- _DATASET_
* * * * *
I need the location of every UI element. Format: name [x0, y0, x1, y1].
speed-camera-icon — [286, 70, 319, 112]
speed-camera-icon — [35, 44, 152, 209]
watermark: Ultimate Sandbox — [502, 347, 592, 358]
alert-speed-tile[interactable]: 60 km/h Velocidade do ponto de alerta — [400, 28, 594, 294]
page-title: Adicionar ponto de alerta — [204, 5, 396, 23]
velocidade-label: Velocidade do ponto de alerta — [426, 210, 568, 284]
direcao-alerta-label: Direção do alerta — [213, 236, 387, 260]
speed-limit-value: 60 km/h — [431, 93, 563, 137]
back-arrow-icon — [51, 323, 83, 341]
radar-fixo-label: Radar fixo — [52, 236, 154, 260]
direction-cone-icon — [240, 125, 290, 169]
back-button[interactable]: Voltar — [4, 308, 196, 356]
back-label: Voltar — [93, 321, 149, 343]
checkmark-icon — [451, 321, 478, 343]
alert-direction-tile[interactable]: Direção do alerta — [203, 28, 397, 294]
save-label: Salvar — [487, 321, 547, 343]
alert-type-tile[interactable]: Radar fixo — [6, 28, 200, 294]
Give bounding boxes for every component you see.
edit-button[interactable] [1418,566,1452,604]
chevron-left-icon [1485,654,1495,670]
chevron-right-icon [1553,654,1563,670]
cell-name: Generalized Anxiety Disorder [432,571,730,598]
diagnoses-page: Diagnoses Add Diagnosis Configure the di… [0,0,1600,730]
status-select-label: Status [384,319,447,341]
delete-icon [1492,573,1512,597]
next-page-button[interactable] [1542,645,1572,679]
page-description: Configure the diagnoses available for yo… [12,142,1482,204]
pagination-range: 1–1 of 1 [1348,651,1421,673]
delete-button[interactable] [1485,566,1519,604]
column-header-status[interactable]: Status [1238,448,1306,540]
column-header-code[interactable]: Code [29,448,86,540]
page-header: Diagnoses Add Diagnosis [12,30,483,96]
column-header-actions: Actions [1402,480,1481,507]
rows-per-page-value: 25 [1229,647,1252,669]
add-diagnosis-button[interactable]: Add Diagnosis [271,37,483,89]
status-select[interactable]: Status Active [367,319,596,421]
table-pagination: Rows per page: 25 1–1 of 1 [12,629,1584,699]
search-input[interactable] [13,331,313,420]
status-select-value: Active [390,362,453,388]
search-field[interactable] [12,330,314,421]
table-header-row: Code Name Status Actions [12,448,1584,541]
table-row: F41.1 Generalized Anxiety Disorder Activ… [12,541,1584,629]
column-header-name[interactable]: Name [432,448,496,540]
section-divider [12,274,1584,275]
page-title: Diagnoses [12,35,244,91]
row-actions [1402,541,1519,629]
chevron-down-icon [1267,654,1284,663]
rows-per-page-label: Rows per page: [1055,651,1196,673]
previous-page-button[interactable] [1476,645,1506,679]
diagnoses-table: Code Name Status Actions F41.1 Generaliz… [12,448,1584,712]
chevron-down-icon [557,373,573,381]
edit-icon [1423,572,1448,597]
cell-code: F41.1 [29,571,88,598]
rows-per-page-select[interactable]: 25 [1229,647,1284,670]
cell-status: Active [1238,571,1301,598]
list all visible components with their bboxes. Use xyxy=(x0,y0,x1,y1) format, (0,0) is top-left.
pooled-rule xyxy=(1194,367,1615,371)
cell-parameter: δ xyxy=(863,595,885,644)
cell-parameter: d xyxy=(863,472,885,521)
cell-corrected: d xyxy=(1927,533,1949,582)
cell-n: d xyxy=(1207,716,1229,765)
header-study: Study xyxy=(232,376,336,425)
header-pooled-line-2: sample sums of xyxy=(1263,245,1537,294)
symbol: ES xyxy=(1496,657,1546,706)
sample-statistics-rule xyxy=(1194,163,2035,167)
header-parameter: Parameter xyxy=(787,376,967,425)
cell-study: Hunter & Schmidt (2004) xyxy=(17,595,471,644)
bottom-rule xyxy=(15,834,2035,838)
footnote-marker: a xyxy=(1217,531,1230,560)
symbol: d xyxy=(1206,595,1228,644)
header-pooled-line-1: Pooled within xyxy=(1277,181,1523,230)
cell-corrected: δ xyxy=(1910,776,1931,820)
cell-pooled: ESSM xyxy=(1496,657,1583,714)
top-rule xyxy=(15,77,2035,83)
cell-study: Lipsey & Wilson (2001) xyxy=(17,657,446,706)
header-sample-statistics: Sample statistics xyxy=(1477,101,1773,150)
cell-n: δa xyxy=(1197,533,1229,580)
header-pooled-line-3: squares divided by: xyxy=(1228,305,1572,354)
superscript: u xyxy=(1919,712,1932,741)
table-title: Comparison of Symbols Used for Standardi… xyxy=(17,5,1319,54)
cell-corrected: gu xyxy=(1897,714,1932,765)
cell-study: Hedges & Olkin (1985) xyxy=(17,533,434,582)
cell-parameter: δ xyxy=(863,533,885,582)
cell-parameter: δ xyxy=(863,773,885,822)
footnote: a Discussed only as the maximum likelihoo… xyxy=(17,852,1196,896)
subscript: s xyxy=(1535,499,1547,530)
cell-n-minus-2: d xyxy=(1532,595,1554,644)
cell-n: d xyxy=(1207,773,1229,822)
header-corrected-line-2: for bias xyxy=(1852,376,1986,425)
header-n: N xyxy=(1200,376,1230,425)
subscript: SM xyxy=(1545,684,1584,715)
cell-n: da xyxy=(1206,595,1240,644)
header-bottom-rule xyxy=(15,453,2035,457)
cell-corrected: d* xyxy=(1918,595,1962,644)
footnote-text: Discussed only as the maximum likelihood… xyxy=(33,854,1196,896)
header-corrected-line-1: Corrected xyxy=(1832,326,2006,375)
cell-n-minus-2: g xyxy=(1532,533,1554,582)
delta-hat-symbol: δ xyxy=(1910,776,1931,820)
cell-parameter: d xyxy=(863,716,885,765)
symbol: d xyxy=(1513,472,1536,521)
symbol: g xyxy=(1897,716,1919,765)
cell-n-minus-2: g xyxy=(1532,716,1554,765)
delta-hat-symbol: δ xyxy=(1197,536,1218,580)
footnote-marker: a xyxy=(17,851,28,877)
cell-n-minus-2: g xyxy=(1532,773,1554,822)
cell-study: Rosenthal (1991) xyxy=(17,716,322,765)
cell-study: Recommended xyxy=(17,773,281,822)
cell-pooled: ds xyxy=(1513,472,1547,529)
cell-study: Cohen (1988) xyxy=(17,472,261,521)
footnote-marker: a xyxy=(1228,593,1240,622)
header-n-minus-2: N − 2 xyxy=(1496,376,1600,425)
* * * * *
- _WRITTEN REQUEST_
Copy out every line of the items above, character for character, without changing anything.

- _TASK RESPONSE_
I need the location of every UI element. Format: name [x0, y0, x1, y1].
speed-camera-icon — [286, 70, 319, 112]
speed-camera-icon — [35, 44, 152, 209]
watermark: Ultimate Sandbox — [502, 347, 592, 358]
alert-speed-tile[interactable]: 60 km/h Velocidade do ponto de alerta — [400, 28, 594, 294]
page-title: Adicionar ponto de alerta — [204, 5, 396, 23]
velocidade-label: Velocidade do ponto de alerta — [426, 210, 568, 284]
direcao-alerta-label: Direção do alerta — [213, 236, 387, 260]
speed-limit-value: 60 km/h — [431, 93, 563, 137]
back-arrow-icon — [51, 323, 83, 341]
radar-fixo-label: Radar fixo — [52, 236, 154, 260]
direction-cone-icon — [240, 125, 290, 169]
back-button[interactable]: Voltar — [4, 308, 196, 356]
back-label: Voltar — [93, 321, 149, 343]
checkmark-icon — [451, 321, 478, 343]
alert-direction-tile[interactable]: Direção do alerta — [203, 28, 397, 294]
save-label: Salvar — [487, 321, 547, 343]
alert-type-tile[interactable]: Radar fixo — [6, 28, 200, 294]
Give bounding boxes for every component you see.
edit-button[interactable] [1418,566,1452,604]
chevron-left-icon [1485,654,1495,670]
chevron-right-icon [1553,654,1563,670]
cell-name: Generalized Anxiety Disorder [432,571,730,598]
diagnoses-page: Diagnoses Add Diagnosis Configure the di… [0,0,1600,730]
status-select-label: Status [384,319,447,341]
delete-icon [1492,573,1512,597]
next-page-button[interactable] [1542,645,1572,679]
page-description: Configure the diagnoses available for yo… [12,142,1482,204]
pagination-range: 1–1 of 1 [1348,651,1421,673]
delete-button[interactable] [1485,566,1519,604]
column-header-status[interactable]: Status [1238,448,1306,540]
column-header-code[interactable]: Code [29,448,86,540]
page-header: Diagnoses Add Diagnosis [12,30,483,96]
column-header-actions: Actions [1402,480,1481,507]
rows-per-page-value: 25 [1229,647,1252,669]
add-diagnosis-button[interactable]: Add Diagnosis [271,37,483,89]
status-select[interactable]: Status Active [367,319,596,421]
table-pagination: Rows per page: 25 1–1 of 1 [12,629,1584,699]
search-input[interactable] [13,331,313,420]
status-select-value: Active [390,362,453,388]
search-field[interactable] [12,330,314,421]
table-header-row: Code Name Status Actions [12,448,1584,541]
table-row: F41.1 Generalized Anxiety Disorder Activ… [12,541,1584,629]
column-header-name[interactable]: Name [432,448,496,540]
section-divider [12,274,1584,275]
page-title: Diagnoses [12,35,244,91]
row-actions [1402,541,1519,629]
chevron-down-icon [1267,654,1284,663]
rows-per-page-label: Rows per page: [1055,651,1196,673]
previous-page-button[interactable] [1476,645,1506,679]
diagnoses-table: Code Name Status Actions F41.1 Generaliz… [12,448,1584,712]
chevron-down-icon [557,373,573,381]
edit-icon [1423,572,1448,597]
cell-code: F41.1 [29,571,88,598]
rows-per-page-select[interactable]: 25 [1229,647,1284,670]
cell-status: Active [1238,571,1301,598]
list all visible components with their bboxes. Use xyxy=(x0,y0,x1,y1) format, (0,0) is top-left.
pooled-rule xyxy=(1194,367,1615,371)
cell-parameter: δ xyxy=(863,595,885,644)
cell-parameter: d xyxy=(863,472,885,521)
cell-corrected: d xyxy=(1927,533,1949,582)
cell-n: d xyxy=(1207,716,1229,765)
header-study: Study xyxy=(232,376,336,425)
header-pooled-line-2: sample sums of xyxy=(1263,245,1537,294)
symbol: ES xyxy=(1496,657,1546,706)
sample-statistics-rule xyxy=(1194,163,2035,167)
header-parameter: Parameter xyxy=(787,376,967,425)
cell-study: Hunter & Schmidt (2004) xyxy=(17,595,471,644)
bottom-rule xyxy=(15,834,2035,838)
footnote-marker: a xyxy=(1217,531,1230,560)
symbol: d xyxy=(1206,595,1228,644)
header-pooled-line-1: Pooled within xyxy=(1277,181,1523,230)
cell-corrected: δ xyxy=(1910,776,1931,820)
cell-pooled: ESSM xyxy=(1496,657,1583,714)
top-rule xyxy=(15,77,2035,83)
cell-study: Lipsey & Wilson (2001) xyxy=(17,657,446,706)
header-sample-statistics: Sample statistics xyxy=(1477,101,1773,150)
cell-n: δa xyxy=(1197,533,1229,580)
header-pooled-line-3: squares divided by: xyxy=(1228,305,1572,354)
superscript: u xyxy=(1919,712,1932,741)
table-title: Comparison of Symbols Used for Standardi… xyxy=(17,5,1319,54)
cell-corrected: gu xyxy=(1897,714,1932,765)
cell-study: Hedges & Olkin (1985) xyxy=(17,533,434,582)
cell-parameter: δ xyxy=(863,533,885,582)
cell-parameter: δ xyxy=(863,773,885,822)
footnote: a Discussed only as the maximum likelihoo… xyxy=(17,852,1196,896)
subscript: s xyxy=(1535,499,1547,530)
cell-n-minus-2: d xyxy=(1532,595,1554,644)
cell-n: d xyxy=(1207,773,1229,822)
header-corrected-line-2: for bias xyxy=(1852,376,1986,425)
header-n: N xyxy=(1200,376,1230,425)
subscript: SM xyxy=(1545,684,1584,715)
cell-n: da xyxy=(1206,595,1240,644)
header-bottom-rule xyxy=(15,453,2035,457)
cell-corrected: d* xyxy=(1918,595,1962,644)
footnote-text: Discussed only as the maximum likelihood… xyxy=(33,854,1196,896)
header-corrected-line-1: Corrected xyxy=(1832,326,2006,375)
cell-n-minus-2: g xyxy=(1532,533,1554,582)
delta-hat-symbol: δ xyxy=(1910,776,1931,820)
cell-parameter: d xyxy=(863,716,885,765)
symbol: d xyxy=(1513,472,1536,521)
symbol: g xyxy=(1897,716,1919,765)
cell-n-minus-2: g xyxy=(1532,716,1554,765)
delta-hat-symbol: δ xyxy=(1197,536,1218,580)
footnote-marker: a xyxy=(17,851,28,877)
cell-n-minus-2: g xyxy=(1532,773,1554,822)
cell-study: Rosenthal (1991) xyxy=(17,716,322,765)
cell-study: Recommended xyxy=(17,773,281,822)
cell-pooled: ds xyxy=(1513,472,1547,529)
cell-study: Cohen (1988) xyxy=(17,472,261,521)
footnote-marker: a xyxy=(1228,593,1240,622)
header-n-minus-2: N − 2 xyxy=(1496,376,1600,425)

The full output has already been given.